> Task: Filter the listing and keep only the lines with the word "this".

────────────────────

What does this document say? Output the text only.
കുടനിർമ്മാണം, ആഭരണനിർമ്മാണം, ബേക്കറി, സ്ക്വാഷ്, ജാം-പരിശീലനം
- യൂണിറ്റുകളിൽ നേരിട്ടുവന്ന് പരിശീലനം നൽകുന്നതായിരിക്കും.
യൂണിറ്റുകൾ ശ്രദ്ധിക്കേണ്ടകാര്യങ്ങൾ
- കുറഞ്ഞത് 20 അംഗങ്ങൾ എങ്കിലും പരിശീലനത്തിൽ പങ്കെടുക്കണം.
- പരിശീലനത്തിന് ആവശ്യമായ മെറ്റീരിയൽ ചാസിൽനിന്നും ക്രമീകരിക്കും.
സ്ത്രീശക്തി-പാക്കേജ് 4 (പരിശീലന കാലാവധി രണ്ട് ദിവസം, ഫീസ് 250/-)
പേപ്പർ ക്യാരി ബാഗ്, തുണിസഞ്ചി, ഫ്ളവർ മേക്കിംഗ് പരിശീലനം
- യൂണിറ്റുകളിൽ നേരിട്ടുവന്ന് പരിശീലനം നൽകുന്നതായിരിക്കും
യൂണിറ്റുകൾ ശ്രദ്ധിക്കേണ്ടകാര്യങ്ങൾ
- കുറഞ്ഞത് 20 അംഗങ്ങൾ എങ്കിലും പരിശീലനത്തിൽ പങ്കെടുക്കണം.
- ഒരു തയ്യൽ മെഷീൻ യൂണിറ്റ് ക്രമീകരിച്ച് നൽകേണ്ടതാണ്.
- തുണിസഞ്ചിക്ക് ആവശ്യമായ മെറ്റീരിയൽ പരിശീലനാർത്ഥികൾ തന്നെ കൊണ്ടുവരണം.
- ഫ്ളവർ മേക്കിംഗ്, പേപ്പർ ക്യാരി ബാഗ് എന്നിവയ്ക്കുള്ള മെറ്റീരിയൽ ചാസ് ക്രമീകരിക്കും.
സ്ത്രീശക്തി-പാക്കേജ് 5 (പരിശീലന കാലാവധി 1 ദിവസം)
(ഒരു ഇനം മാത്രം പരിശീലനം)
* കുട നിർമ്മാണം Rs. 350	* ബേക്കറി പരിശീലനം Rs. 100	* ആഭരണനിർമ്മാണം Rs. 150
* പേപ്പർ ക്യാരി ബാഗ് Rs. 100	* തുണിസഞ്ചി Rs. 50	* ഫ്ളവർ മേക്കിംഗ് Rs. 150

────────────────────

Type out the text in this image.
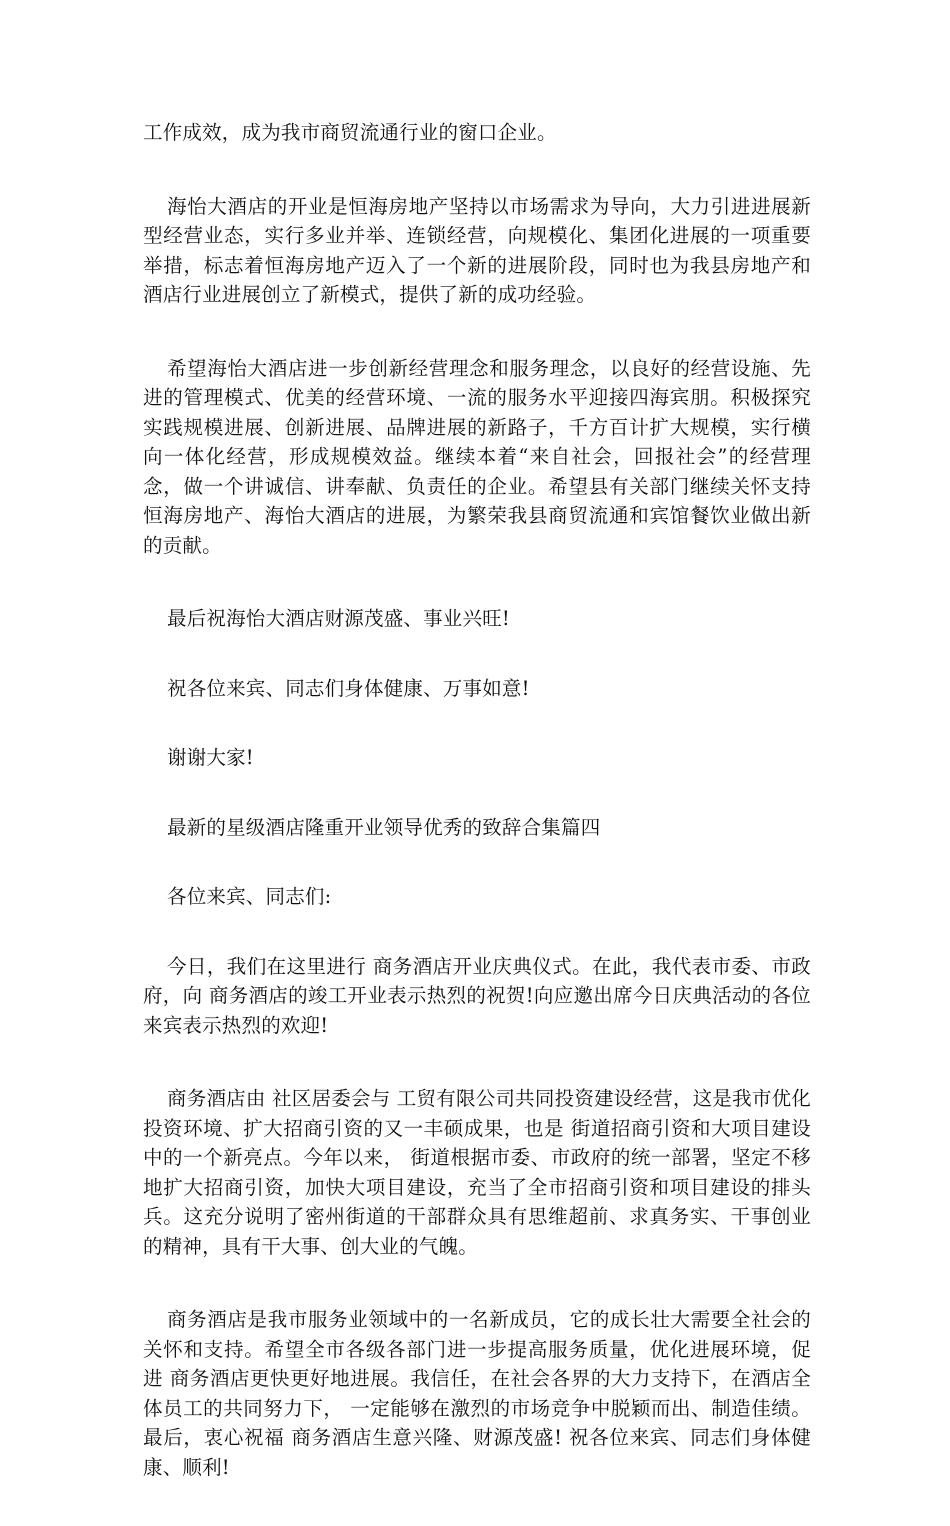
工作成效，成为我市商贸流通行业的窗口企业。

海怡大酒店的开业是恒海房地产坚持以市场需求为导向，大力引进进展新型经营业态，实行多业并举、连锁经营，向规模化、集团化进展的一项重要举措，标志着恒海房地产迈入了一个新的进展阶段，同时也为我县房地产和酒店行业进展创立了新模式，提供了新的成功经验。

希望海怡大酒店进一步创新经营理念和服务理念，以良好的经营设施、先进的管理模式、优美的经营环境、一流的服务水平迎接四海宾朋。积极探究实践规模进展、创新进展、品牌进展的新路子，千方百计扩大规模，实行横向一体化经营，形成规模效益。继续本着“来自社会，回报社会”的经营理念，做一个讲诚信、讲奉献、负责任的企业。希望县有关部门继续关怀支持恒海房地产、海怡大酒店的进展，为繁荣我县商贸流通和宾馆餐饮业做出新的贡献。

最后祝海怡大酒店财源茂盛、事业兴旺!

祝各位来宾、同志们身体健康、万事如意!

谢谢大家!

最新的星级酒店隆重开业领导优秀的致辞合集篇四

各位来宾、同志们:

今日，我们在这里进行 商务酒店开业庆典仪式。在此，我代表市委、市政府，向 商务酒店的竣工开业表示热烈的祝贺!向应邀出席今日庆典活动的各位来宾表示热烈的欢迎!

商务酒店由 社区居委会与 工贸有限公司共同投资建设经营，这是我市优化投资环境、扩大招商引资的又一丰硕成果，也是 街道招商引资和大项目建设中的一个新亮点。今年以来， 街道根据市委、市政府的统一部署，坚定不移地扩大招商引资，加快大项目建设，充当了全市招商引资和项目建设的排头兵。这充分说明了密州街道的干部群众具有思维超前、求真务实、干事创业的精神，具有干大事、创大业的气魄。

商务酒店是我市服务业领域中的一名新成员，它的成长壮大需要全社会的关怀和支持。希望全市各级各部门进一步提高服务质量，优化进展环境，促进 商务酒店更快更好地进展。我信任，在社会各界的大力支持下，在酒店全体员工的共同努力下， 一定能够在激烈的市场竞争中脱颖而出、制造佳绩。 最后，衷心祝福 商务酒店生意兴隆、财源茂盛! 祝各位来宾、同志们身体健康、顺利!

────────────────────

> Finished answer:
What does this document say? Output the text only.
Type out the text in this image.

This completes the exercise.